*Supplied data*:
* * * * * * * * *

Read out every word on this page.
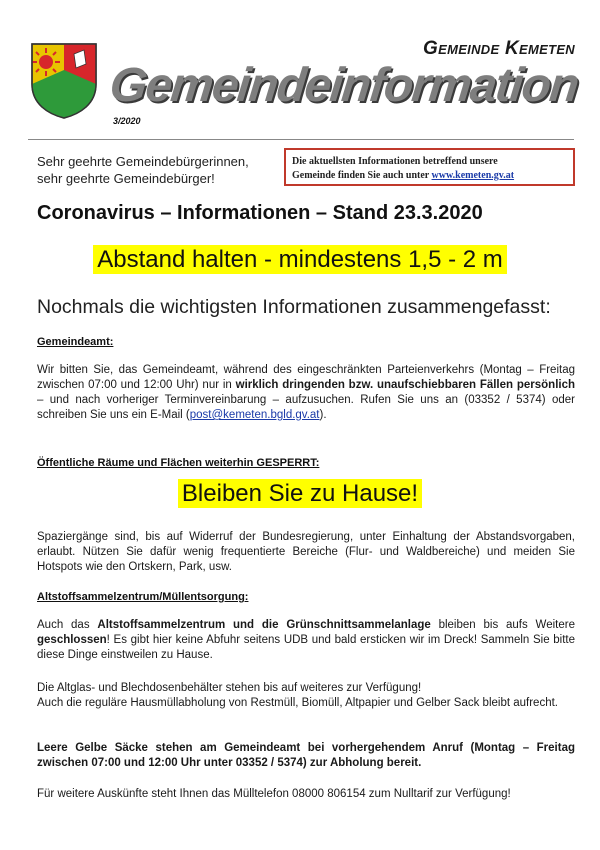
Gemeinde Kemeten
Gemeindeinformation
3/2020
Sehr geehrte Gemeindebürgerinnen,
sehr geehrte Gemeindebürger!
Die aktuellsten Informationen betreffend unsere
Gemeinde finden Sie auch unter www.kemeten.gv.at
Coronavirus – Informationen – Stand 23.3.2020
Abstand halten - mindestens 1,5 - 2 m
Nochmals die wichtigsten Informationen zusammengefasst:
Gemeindeamt:
Wir bitten Sie, das Gemeindeamt, während des eingeschränkten Parteienverkehrs (Montag – Freitag zwischen 07:00 und 12:00 Uhr) nur in wirklich dringenden bzw. unaufschiebbaren Fällen persönlich – und nach vorheriger Terminvereinbarung – aufzusuchen. Rufen Sie uns an (03352 / 5374) oder schreiben Sie uns ein E-Mail (post@kemeten.bgld.gv.at).
Öffentliche Räume und Flächen weiterhin GESPERRT:
Bleiben Sie zu Hause!
Spaziergänge sind, bis auf Widerruf der Bundesregierung, unter Einhaltung der Abstandsvorgaben, erlaubt. Nützen Sie dafür wenig frequentierte Bereiche (Flur- und Waldbereiche) und meiden Sie Hotspots wie den Ortskern, Park, usw.
Altstoffsammelzentrum/Müllentsorgung:
Auch das Altstoffsammelzentrum und die Grünschnittsammelanlage bleiben bis aufs Weitere geschlossen! Es gibt hier keine Abfuhr seitens UDB und bald ersticken wir im Dreck! Sammeln Sie bitte diese Dinge einstweilen zu Hause.
Die Altglas- und Blechdosenbehälter stehen bis auf weiteres zur Verfügung!
Auch die reguläre Hausmüllabholung von Restmüll, Biomüll, Altpapier und Gelber Sack bleibt aufrecht.
Leere Gelbe Säcke stehen am Gemeindeamt bei vorhergehendem Anruf (Montag – Freitag zwischen 07:00 und 12:00 Uhr unter 03352 / 5374) zur Abholung bereit.
Für weitere Auskünfte steht Ihnen das Mülltelefon 08000 806154 zum Nulltarif zur Verfügung!
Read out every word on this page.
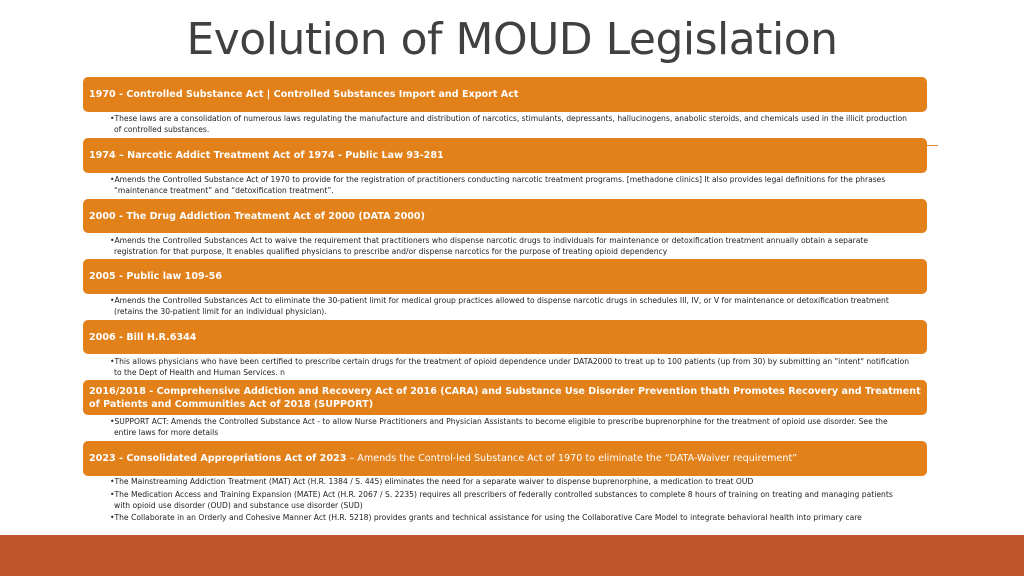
Evolution of MOUD Legislation
1970 - Controlled Substance Act | Controlled Substances Import and Export Act
•These laws are a consolidation of numerous laws regulating the manufacture and distribution of narcotics, stimulants, depressants, hallucinogens, anabolic steroids, and chemicals used in the illicit production of controlled substances.
1974 – Narcotic Addict Treatment Act of 1974 - Public Law 93-281
•Amends the Controlled Substance Act of 1970 to provide for the registration of practitioners conducting narcotic treatment programs. [methadone clinics] It also provides legal definitions for the phrases “maintenance treatment” and “detoxification treatment”.
2000 - The Drug Addiction Treatment Act of 2000 (DATA 2000)
•Amends the Controlled Substances Act to waive the requirement that practitioners who dispense narcotic drugs to individuals for maintenance or detoxification treatment annually obtain a separate registration for that purpose, It enables qualified physicians to prescribe and/or dispense narcotics for the purpose of treating opioid dependency
2005 - Public law 109-56
•Amends the Controlled Substances Act to eliminate the 30-patient limit for medical group practices allowed to dispense narcotic drugs in schedules III, IV, or V for maintenance or detoxification treatment (retains the 30-patient limit for an individual physician).
2006 - Bill H.R.6344
•This allows physicians who have been certified to prescribe certain drugs for the treatment of opioid dependence under DATA2000 to treat up to 100 patients (up from 30) by submitting an "intent" notification to the Dept of Health and Human Services. n
2016/2018 - Comprehensive Addiction and Recovery Act of 2016 (CARA) and Substance Use Disorder Prevention thath Promotes Recovery and Treatment of Patients and Communities Act of 2018 (SUPPORT)
•SUPPORT ACT: Amends the Controlled Substance Act - to allow Nurse Practitioners and Physician Assistants to become eligible to prescribe buprenorphine for the treatment of opioid use disorder. See the entire laws for more details
2023 - Consolidated Appropriations Act of 2023 – Amends the Control-led Substance Act of 1970 to eliminate the “DATA-Waiver requirement”
•The Mainstreaming Addiction Treatment (MAT) Act (H.R. 1384 / S. 445) eliminates the need for a separate waiver to dispense buprenorphine, a medication to treat OUD
•The Medication Access and Training Expansion (MATE) Act (H.R. 2067 / S. 2235) requires all prescribers of federally controlled substances to complete 8 hours of training on treating and managing patients with opioid use disorder (OUD) and substance use disorder (SUD)
•The Collaborate in an Orderly and Cohesive Manner Act (H.R. 5218) provides grants and technical assistance for using the Collaborative Care Model to integrate behavioral health into primary care
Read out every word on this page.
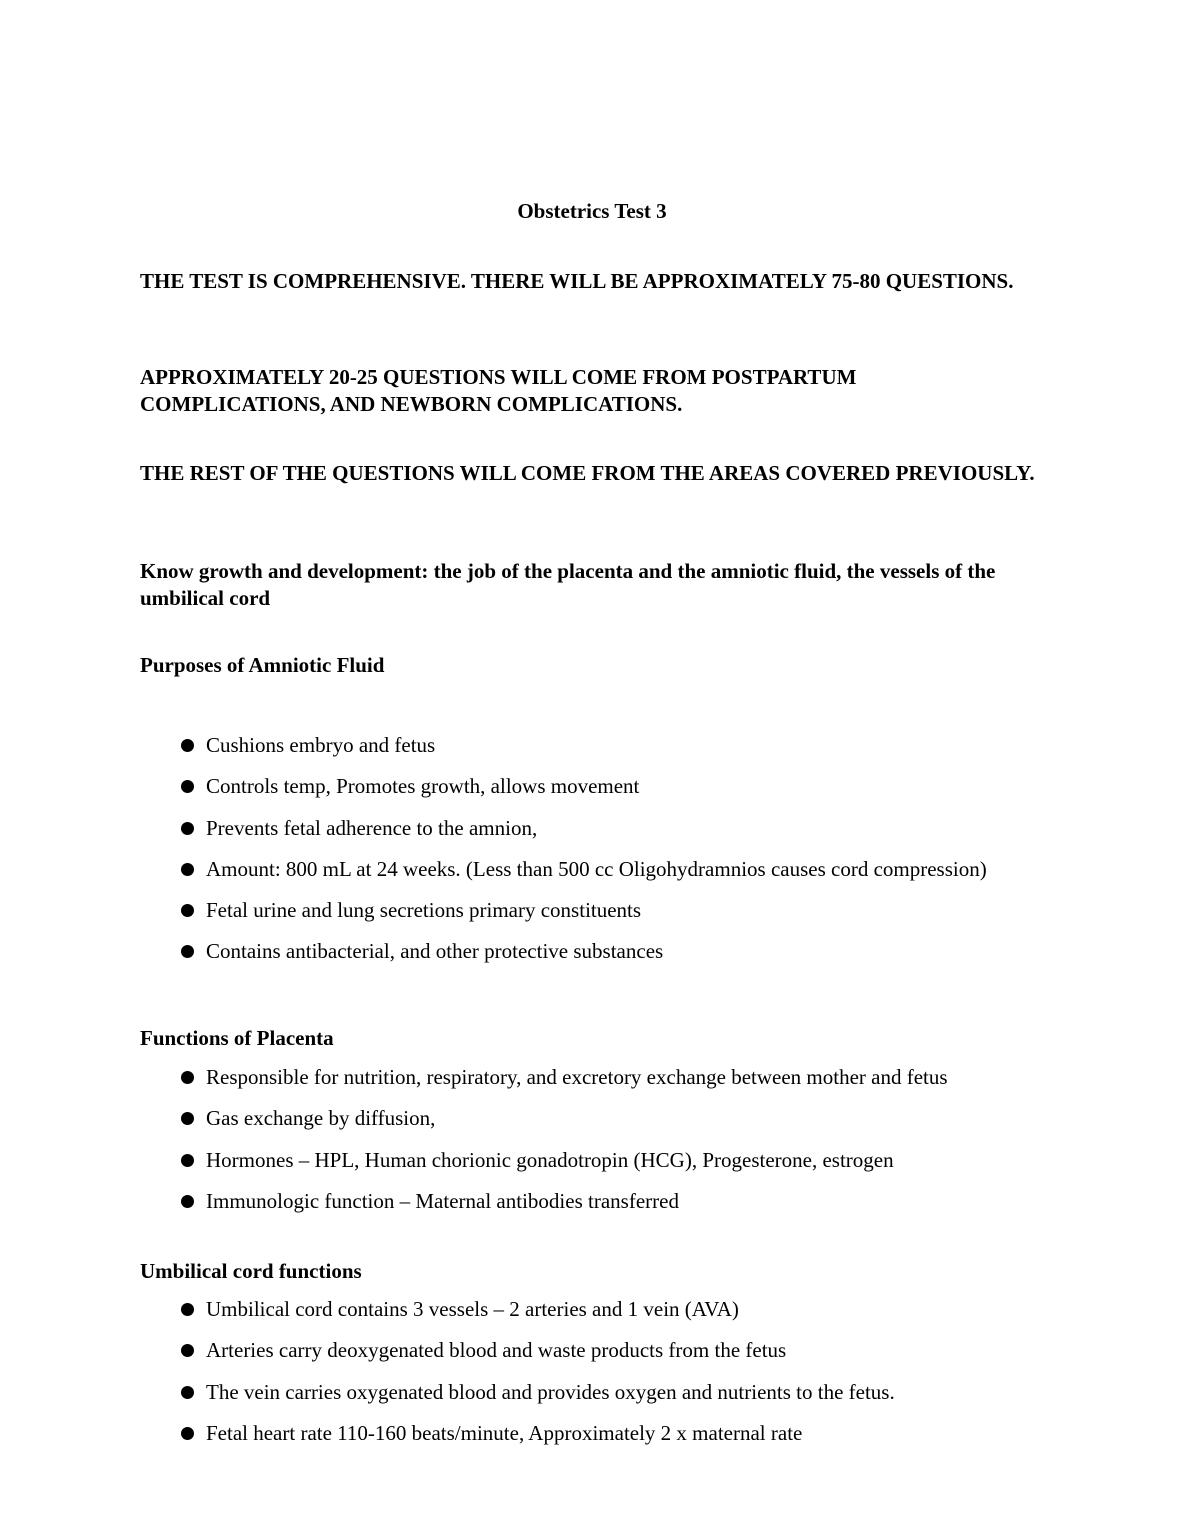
Obstetrics Test 3
THE TEST IS COMPREHENSIVE. THERE WILL BE APPROXIMATELY 75-80 QUESTIONS.
APPROXIMATELY 20-25 QUESTIONS WILL COME FROM POSTPARTUM COMPLICATIONS, AND NEWBORN COMPLICATIONS.
THE REST OF THE QUESTIONS WILL COME FROM THE AREAS COVERED PREVIOUSLY.
Know growth and development: the job of the placenta and the amniotic fluid, the vessels of the umbilical cord
Purposes of Amniotic Fluid
Cushions embryo and fetus
Controls temp, Promotes growth, allows movement
Prevents fetal adherence to the amnion,
Amount: 800 mL at 24 weeks. (Less than 500 cc Oligohydramnios causes cord compression)
Fetal urine and lung secretions primary constituents
Contains antibacterial, and other protective substances
Functions of Placenta
Responsible for nutrition, respiratory, and excretory exchange between mother and fetus
Gas exchange by diffusion,
Hormones – HPL, Human chorionic gonadotropin (HCG), Progesterone, estrogen
Immunologic function – Maternal antibodies transferred
Umbilical cord functions
Umbilical cord contains 3 vessels – 2 arteries and 1 vein (AVA)
Arteries carry deoxygenated blood and waste products from the fetus
The vein carries oxygenated blood and provides oxygen and nutrients to the fetus.
Fetal heart rate 110-160 beats/minute, Approximately 2 x maternal rate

* * * * * * * * *

*What is required*: Go through the entries above and report each line with the string "Freitag" in it.

*Reply*:
Wir bitten Sie, das Gemeindeamt, während des eingeschränkten Parteienverkehrs (Montag – Freitag zwischen 07:00 und 12:00 Uhr) nur in wirklich dringenden bzw. unaufschiebbaren Fällen persönlich – und nach vorheriger Terminvereinbarung – aufzusuchen. Rufen Sie uns an (03352 / 5374) oder schreiben Sie uns ein E-Mail (post@kemeten.bgld.gv.at).
Leere Gelbe Säcke stehen am Gemeindeamt bei vorhergehendem Anruf (Montag – Freitag zwischen 07:00 und 12:00 Uhr unter 03352 / 5374) zur Abholung bereit.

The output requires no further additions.